--- Start Task input ---
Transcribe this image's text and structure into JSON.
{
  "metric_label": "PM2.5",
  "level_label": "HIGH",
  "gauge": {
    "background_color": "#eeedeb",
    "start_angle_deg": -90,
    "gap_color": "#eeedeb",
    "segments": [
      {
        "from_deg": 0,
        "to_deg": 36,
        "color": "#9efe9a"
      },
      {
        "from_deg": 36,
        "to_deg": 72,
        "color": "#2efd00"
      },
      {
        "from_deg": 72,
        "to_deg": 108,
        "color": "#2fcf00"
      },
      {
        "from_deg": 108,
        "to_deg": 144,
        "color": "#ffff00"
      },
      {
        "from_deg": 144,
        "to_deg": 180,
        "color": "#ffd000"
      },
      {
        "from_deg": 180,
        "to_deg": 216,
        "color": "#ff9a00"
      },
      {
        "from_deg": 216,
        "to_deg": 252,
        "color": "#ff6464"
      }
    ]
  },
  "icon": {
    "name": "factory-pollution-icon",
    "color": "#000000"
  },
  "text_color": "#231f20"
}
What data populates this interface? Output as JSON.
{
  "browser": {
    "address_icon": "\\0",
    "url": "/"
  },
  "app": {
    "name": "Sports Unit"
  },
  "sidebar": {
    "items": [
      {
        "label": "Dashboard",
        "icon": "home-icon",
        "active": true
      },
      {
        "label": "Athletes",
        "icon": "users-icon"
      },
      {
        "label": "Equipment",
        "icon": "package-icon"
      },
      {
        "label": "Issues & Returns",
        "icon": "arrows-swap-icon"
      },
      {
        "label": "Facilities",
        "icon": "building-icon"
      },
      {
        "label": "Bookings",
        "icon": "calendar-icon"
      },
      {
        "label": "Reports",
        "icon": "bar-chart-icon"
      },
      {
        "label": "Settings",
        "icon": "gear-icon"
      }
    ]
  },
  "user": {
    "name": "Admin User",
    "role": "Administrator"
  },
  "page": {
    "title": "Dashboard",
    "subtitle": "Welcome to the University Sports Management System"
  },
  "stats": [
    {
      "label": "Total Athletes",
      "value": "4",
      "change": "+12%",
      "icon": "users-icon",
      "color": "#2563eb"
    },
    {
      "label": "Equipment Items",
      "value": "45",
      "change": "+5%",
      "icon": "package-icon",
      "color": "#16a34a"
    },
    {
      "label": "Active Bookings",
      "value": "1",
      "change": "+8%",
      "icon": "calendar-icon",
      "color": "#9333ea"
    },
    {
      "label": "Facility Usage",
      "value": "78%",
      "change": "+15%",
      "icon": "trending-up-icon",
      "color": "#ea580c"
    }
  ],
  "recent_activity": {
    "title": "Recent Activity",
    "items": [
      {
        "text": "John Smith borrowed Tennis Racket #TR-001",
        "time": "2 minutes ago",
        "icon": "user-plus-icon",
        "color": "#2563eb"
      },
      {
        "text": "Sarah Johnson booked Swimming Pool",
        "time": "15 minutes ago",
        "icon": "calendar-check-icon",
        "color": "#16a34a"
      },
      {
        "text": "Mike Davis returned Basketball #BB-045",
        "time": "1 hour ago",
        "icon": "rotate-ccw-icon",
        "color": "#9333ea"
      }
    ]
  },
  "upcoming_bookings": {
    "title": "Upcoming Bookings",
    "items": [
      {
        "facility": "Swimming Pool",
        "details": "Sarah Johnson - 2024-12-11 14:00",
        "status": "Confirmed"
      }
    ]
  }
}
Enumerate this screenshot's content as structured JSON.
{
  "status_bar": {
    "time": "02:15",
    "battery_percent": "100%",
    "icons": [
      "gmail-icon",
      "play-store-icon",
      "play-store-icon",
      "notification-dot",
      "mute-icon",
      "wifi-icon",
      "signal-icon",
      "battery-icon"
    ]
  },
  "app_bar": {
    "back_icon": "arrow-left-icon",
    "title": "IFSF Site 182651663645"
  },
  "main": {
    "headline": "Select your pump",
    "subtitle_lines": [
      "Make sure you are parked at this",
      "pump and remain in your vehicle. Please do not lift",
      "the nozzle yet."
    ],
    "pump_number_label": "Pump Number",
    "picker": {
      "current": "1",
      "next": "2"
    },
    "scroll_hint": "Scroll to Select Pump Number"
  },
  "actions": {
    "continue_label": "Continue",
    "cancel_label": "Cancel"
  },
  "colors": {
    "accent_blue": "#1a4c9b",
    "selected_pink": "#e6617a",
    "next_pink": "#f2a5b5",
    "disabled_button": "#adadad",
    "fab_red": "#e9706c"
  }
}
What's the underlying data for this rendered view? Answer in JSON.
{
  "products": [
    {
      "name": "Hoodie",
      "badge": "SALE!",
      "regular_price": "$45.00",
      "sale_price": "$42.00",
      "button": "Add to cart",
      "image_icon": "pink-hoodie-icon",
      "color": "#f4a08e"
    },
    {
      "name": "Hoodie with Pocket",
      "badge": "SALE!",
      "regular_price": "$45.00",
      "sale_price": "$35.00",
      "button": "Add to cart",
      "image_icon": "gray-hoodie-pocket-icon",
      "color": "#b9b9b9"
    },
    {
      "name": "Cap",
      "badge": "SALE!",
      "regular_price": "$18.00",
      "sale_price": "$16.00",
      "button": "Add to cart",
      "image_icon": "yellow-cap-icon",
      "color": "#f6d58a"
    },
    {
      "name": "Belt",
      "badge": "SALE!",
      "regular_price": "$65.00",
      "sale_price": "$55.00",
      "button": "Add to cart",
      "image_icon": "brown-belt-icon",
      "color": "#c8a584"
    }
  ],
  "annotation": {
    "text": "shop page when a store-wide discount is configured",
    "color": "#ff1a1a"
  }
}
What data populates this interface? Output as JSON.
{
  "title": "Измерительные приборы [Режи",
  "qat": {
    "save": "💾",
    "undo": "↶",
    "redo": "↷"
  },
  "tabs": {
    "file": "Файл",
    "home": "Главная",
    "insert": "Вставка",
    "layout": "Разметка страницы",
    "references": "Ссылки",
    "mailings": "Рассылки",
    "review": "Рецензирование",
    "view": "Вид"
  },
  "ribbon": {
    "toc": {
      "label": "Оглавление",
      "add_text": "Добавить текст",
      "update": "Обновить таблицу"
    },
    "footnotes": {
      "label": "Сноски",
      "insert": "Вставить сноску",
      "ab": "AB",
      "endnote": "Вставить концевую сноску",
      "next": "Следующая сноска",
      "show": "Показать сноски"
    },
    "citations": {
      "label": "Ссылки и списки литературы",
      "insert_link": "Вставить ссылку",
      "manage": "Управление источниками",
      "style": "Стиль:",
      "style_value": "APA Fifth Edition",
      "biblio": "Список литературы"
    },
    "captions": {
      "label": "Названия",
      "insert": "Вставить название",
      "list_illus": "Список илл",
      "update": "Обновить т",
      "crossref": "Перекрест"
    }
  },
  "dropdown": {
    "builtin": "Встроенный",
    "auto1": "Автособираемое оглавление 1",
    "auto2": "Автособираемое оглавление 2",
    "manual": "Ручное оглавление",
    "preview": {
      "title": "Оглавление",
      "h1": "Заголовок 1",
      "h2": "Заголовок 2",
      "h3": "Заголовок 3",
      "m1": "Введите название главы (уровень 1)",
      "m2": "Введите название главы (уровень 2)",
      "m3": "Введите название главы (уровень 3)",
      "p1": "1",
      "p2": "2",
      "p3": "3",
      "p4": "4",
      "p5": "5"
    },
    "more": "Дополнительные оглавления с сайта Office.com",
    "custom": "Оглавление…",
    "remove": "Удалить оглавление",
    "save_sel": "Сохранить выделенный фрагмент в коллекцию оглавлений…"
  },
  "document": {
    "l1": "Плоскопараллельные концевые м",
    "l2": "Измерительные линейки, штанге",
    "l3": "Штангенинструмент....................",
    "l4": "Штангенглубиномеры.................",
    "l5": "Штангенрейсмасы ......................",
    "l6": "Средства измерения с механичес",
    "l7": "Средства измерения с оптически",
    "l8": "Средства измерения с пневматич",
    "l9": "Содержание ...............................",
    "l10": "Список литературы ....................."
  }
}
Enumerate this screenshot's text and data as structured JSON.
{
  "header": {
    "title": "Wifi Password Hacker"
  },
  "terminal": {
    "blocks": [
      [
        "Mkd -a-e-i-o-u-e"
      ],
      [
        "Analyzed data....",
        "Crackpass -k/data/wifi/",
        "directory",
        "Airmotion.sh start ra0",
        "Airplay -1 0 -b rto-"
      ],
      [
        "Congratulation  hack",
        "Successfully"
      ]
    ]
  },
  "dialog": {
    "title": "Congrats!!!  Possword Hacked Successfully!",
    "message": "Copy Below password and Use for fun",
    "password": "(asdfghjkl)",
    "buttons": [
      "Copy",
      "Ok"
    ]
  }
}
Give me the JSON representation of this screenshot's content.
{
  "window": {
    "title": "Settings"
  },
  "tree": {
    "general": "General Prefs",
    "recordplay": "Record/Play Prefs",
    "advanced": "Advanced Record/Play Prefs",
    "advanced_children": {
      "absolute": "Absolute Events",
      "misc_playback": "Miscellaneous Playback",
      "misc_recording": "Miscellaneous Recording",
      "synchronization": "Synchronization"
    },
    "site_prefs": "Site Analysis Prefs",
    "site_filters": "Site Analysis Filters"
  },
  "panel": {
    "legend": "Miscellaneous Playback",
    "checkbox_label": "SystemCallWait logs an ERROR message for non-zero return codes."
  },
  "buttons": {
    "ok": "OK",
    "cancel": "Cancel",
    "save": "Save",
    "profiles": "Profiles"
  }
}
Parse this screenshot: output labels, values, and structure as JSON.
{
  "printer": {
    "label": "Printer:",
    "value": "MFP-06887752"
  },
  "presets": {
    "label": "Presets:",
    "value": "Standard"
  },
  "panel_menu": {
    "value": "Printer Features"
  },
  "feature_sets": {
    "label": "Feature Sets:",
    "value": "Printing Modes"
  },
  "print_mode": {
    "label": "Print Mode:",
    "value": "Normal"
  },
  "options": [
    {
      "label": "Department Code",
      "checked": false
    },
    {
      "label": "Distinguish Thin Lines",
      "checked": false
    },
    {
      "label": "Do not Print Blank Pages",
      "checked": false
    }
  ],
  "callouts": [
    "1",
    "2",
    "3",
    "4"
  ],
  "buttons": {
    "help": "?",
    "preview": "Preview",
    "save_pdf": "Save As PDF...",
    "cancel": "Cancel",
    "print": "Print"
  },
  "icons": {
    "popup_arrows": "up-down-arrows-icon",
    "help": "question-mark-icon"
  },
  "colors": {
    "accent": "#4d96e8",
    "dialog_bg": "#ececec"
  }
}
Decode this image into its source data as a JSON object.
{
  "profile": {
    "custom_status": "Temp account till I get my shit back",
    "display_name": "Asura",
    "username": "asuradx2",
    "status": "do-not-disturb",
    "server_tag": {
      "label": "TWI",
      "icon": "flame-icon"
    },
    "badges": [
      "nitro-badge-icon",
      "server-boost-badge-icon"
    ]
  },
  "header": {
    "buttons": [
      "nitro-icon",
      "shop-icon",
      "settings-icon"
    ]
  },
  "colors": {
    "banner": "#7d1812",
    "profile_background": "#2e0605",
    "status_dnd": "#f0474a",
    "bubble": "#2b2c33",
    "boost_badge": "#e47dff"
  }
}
--- End Task input ---
Exercise directions —
Each line in the entries above that includes the string "уровень" should be extracted.

Task result —
      "m1": "Введите название главы (уровень 1)",
      "m2": "Введите название главы (уровень 2)",
      "m3": "Введите название главы (уровень 3)",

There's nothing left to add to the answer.